#### Problem to solve
Repeat all of the records verbatim.

╭─ Listed entries

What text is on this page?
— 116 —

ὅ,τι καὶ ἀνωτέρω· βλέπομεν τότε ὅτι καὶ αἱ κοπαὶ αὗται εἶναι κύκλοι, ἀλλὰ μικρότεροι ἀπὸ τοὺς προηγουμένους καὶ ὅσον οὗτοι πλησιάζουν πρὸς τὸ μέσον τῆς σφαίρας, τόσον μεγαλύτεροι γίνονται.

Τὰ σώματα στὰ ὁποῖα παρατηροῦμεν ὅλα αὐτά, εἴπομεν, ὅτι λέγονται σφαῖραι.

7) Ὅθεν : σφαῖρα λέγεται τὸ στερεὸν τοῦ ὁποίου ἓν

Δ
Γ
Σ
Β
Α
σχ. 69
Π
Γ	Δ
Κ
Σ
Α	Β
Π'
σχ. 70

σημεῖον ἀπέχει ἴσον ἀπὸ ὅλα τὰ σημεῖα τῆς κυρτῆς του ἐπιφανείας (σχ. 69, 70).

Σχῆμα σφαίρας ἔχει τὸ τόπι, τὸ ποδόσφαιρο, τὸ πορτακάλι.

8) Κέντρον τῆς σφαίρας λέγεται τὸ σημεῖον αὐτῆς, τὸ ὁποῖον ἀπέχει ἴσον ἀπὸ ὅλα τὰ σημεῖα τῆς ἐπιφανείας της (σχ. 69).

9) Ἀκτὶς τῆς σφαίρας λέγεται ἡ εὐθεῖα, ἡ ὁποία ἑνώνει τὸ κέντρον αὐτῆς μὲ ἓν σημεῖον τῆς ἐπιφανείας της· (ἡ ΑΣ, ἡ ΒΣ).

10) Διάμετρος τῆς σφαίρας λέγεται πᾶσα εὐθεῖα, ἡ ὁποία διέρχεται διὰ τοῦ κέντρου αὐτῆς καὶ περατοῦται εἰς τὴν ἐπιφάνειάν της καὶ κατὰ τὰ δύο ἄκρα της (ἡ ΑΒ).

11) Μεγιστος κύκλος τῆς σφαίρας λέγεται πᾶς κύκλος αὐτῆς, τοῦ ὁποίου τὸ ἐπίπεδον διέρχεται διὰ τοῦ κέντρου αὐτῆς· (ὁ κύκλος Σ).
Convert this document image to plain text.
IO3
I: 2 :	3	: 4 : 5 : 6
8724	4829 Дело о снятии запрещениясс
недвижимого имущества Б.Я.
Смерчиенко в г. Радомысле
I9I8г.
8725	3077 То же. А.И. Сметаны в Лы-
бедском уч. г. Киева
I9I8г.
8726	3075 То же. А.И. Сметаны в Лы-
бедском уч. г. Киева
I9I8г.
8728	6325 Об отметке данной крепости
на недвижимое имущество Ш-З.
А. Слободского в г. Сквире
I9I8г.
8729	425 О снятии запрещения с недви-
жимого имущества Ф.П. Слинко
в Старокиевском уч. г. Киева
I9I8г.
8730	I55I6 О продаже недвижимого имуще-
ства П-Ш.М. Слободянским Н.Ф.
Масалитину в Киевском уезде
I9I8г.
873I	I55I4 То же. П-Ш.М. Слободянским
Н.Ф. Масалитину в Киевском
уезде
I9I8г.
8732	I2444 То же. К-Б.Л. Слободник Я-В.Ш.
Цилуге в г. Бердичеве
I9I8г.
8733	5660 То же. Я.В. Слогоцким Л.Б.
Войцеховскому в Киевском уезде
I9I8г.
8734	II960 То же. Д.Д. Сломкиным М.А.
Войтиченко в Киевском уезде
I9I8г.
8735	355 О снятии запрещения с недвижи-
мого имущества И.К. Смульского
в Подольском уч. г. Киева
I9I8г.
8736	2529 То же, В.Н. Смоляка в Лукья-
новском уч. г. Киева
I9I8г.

╰─

#### Answer
What text is on this page?
— 116 —

ὅ,τι καὶ ἀνωτέρω· βλέπομεν τότε ὅτι καὶ αἱ κοπαὶ αὗται εἶναι κύκλοι, ἀλλὰ μικρότεροι ἀπὸ τοὺς προηγουμένους καὶ ὅσον οὗτοι πλησιάζουν πρὸς τὸ μέσον τῆς σφαίρας, τόσον μεγαλύτεροι γίνονται.

Τὰ σώματα στὰ ὁποῖα παρατηροῦμεν ὅλα αὐτά, εἴπομεν, ὅτι λέγονται σφαῖραι.

7) Ὅθεν : σφαῖρα λέγεται τὸ στερεὸν τοῦ ὁποίου ἓν

Δ
Γ
Σ
Β
Α
σχ. 69
Π
Γ	Δ
Κ
Σ
Α	Β
Π'
σχ. 70

σημεῖον ἀπέχει ἴσον ἀπὸ ὅλα τὰ σημεῖα τῆς κυρτῆς του ἐπιφανείας (σχ. 69, 70).

Σχῆμα σφαίρας ἔχει τὸ τόπι, τὸ ποδόσφαιρο, τὸ πορτακάλι.

8) Κέντρον τῆς σφαίρας λέγεται τὸ σημεῖον αὐτῆς, τὸ ὁποῖον ἀπέχει ἴσον ἀπὸ ὅλα τὰ σημεῖα τῆς ἐπιφανείας της (σχ. 69).

9) Ἀκτὶς τῆς σφαίρας λέγεται ἡ εὐθεῖα, ἡ ὁποία ἑνώνει τὸ κέντρον αὐτῆς μὲ ἓν σημεῖον τῆς ἐπιφανείας της· (ἡ ΑΣ, ἡ ΒΣ).

10) Διάμετρος τῆς σφαίρας λέγεται πᾶσα εὐθεῖα, ἡ ὁποία διέρχεται διὰ τοῦ κέντρου αὐτῆς καὶ περατοῦται εἰς τὴν ἐπιφάνειάν της καὶ κατὰ τὰ δύο ἄκρα της (ἡ ΑΒ).

11) Μεγιστος κύκλος τῆς σφαίρας λέγεται πᾶς κύκλος αὐτῆς, τοῦ ὁποίου τὸ ἐπίπεδον διέρχεται διὰ τοῦ κέντρου αὐτῆς· (ὁ κύκλος Σ).
Convert this document image to plain text.
IO3
I: 2 :	3	: 4 : 5 : 6
8724	4829 Дело о снятии запрещениясс
недвижимого имущества Б.Я.
Смерчиенко в г. Радомысле
I9I8г.
8725	3077 То же. А.И. Сметаны в Лы-
бедском уч. г. Киева
I9I8г.
8726	3075 То же. А.И. Сметаны в Лы-
бедском уч. г. Киева
I9I8г.
8728	6325 Об отметке данной крепости
на недвижимое имущество Ш-З.
А. Слободского в г. Сквире
I9I8г.
8729	425 О снятии запрещения с недви-
жимого имущества Ф.П. Слинко
в Старокиевском уч. г. Киева
I9I8г.
8730	I55I6 О продаже недвижимого имуще-
ства П-Ш.М. Слободянским Н.Ф.
Масалитину в Киевском уезде
I9I8г.
873I	I55I4 То же. П-Ш.М. Слободянским
Н.Ф. Масалитину в Киевском
уезде
I9I8г.
8732	I2444 То же. К-Б.Л. Слободник Я-В.Ш.
Цилуге в г. Бердичеве
I9I8г.
8733	5660 То же. Я.В. Слогоцким Л.Б.
Войцеховскому в Киевском уезде
I9I8г.
8734	II960 То же. Д.Д. Сломкиным М.А.
Войтиченко в Киевском уезде
I9I8г.
8735	355 О снятии запрещения с недвижи-
мого имущества И.К. Смульского
в Подольском уч. г. Киева
I9I8г.
8736	2529 То же, В.Н. Смоляка в Лукья-
новском уч. г. Киева
I9I8г.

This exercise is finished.